Dataset rows about figures
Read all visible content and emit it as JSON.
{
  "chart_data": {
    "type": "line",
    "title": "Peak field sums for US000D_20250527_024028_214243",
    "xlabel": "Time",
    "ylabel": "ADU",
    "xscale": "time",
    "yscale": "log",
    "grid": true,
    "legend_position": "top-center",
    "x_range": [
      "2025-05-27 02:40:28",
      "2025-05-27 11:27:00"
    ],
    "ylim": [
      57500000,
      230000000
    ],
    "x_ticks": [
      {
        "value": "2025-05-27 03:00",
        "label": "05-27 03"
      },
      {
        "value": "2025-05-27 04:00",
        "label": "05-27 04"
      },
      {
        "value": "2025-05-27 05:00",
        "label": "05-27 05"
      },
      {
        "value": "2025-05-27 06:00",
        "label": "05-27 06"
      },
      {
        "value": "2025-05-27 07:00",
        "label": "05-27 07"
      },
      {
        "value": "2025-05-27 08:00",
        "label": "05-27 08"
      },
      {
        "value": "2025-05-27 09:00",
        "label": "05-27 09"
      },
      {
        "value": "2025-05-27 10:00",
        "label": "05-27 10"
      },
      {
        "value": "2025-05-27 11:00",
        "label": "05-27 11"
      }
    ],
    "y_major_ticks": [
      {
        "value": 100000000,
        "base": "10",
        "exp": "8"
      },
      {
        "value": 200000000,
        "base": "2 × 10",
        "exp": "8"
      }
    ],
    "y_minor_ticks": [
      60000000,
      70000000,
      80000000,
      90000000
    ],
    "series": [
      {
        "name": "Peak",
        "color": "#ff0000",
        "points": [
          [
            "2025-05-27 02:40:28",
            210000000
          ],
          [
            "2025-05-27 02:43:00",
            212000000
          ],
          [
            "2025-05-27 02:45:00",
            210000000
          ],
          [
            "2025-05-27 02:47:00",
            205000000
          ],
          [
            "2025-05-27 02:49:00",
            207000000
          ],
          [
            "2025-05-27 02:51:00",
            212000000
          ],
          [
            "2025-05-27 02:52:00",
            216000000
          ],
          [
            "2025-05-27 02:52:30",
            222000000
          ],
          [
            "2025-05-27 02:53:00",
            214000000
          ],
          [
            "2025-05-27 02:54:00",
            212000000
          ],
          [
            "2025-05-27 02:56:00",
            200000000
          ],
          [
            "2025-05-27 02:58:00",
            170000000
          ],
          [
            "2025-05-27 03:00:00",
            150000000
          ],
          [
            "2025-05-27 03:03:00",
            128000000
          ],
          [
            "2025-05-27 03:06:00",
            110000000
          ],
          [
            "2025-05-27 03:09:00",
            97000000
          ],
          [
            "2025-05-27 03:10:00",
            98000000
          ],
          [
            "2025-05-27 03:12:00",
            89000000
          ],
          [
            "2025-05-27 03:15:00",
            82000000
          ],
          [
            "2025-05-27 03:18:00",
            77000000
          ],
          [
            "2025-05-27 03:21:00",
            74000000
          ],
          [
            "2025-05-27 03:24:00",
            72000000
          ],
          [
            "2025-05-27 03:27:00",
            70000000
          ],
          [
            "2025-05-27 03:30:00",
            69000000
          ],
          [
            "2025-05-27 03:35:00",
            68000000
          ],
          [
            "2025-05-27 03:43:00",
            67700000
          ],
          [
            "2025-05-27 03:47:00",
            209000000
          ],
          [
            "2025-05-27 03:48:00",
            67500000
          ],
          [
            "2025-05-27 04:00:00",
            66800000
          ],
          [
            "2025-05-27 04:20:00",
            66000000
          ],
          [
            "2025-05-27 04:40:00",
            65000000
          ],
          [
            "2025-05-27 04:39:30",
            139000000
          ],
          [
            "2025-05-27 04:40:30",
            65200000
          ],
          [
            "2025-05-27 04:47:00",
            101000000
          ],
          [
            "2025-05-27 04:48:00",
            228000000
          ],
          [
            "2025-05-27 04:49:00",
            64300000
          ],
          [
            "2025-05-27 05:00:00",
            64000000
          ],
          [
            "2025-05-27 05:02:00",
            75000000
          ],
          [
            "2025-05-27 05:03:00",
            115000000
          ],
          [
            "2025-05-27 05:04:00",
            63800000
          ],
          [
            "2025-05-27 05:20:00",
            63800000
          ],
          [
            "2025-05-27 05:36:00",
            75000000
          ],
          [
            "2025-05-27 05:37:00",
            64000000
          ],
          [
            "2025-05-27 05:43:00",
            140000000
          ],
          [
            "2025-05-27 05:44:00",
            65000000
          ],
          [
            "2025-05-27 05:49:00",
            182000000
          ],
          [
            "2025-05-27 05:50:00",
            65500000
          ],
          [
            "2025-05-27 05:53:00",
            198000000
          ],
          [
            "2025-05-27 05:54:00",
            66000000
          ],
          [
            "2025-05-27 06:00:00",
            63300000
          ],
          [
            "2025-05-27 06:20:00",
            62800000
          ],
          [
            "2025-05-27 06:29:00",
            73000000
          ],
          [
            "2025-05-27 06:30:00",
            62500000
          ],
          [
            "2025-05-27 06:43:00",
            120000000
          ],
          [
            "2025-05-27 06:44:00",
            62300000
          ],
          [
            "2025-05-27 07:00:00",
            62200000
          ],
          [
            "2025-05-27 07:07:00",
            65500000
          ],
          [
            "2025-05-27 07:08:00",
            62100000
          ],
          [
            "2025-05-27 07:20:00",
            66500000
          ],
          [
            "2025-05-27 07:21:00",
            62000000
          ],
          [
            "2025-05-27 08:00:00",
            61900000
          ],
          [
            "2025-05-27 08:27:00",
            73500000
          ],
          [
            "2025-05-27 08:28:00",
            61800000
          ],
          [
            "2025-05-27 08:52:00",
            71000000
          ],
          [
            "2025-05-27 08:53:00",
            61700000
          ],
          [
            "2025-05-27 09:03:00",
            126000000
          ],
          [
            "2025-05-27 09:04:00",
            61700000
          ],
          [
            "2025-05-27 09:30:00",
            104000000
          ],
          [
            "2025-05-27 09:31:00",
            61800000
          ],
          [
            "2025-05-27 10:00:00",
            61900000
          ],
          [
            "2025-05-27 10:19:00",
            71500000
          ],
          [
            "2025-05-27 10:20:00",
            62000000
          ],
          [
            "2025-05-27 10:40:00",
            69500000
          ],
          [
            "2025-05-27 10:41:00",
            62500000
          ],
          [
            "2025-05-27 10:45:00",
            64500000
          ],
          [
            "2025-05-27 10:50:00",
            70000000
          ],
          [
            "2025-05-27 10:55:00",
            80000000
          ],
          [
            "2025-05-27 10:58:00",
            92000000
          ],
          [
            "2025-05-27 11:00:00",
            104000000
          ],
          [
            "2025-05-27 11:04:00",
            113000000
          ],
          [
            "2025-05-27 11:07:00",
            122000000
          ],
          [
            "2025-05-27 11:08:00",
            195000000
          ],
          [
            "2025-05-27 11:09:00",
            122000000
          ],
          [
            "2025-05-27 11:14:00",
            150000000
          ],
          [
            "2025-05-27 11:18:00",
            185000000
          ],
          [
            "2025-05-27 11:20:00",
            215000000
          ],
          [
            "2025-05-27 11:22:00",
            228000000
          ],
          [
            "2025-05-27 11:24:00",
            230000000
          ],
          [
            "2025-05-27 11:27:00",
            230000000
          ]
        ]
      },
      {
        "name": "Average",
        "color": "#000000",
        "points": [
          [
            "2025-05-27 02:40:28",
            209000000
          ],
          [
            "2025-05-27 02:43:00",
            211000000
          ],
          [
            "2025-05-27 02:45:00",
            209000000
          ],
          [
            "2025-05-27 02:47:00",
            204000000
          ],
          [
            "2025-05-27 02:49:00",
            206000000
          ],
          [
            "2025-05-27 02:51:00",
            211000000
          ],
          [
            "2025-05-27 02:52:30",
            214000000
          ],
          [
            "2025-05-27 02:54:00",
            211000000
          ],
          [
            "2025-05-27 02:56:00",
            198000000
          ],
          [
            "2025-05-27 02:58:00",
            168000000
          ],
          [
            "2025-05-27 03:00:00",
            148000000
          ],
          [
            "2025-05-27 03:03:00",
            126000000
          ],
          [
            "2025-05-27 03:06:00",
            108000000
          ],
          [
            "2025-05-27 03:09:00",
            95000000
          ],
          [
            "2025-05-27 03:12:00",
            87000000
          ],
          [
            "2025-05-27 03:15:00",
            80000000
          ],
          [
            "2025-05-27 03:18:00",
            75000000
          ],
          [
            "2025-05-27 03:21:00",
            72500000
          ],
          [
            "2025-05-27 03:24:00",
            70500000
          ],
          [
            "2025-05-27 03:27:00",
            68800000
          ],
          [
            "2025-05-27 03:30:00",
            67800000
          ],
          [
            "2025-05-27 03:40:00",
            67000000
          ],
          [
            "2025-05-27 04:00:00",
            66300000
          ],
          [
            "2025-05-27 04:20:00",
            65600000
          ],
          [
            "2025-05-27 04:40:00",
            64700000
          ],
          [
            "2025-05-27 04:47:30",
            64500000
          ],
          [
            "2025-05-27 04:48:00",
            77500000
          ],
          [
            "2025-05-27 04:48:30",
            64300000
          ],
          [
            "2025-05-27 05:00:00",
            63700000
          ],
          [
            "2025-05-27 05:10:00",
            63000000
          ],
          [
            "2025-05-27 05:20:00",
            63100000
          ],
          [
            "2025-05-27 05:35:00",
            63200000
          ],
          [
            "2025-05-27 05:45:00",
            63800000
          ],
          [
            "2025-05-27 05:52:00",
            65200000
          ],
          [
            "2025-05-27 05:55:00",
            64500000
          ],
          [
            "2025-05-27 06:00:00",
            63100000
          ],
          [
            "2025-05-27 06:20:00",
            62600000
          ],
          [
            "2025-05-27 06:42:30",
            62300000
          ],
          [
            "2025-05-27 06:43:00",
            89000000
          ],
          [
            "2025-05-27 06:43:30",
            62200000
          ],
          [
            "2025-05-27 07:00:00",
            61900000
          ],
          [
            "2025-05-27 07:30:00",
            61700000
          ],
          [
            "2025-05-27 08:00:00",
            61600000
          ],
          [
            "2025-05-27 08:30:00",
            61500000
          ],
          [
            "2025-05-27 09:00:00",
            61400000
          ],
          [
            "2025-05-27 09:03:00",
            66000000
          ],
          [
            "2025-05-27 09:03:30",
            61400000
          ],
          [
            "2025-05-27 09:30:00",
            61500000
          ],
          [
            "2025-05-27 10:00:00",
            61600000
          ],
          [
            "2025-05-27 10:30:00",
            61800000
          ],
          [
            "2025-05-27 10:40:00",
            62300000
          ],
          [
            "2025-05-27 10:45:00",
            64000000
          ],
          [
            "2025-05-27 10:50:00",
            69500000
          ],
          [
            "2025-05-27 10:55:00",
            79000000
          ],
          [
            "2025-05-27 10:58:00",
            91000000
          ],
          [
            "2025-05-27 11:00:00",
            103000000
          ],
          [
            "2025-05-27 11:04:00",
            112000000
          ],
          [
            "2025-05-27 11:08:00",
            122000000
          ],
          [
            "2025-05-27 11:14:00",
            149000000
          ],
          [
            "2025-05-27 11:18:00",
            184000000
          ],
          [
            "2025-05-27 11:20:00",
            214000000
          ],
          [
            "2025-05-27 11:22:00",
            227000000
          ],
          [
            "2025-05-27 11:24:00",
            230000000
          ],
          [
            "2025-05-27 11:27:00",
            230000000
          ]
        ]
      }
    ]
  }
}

Given problem
Only lines with the word "Peak" are wanted, so copy each one from the records.

Answer below
    "title": "Peak field sums for US000D_20250527_024028_214243",
        "name": "Peak",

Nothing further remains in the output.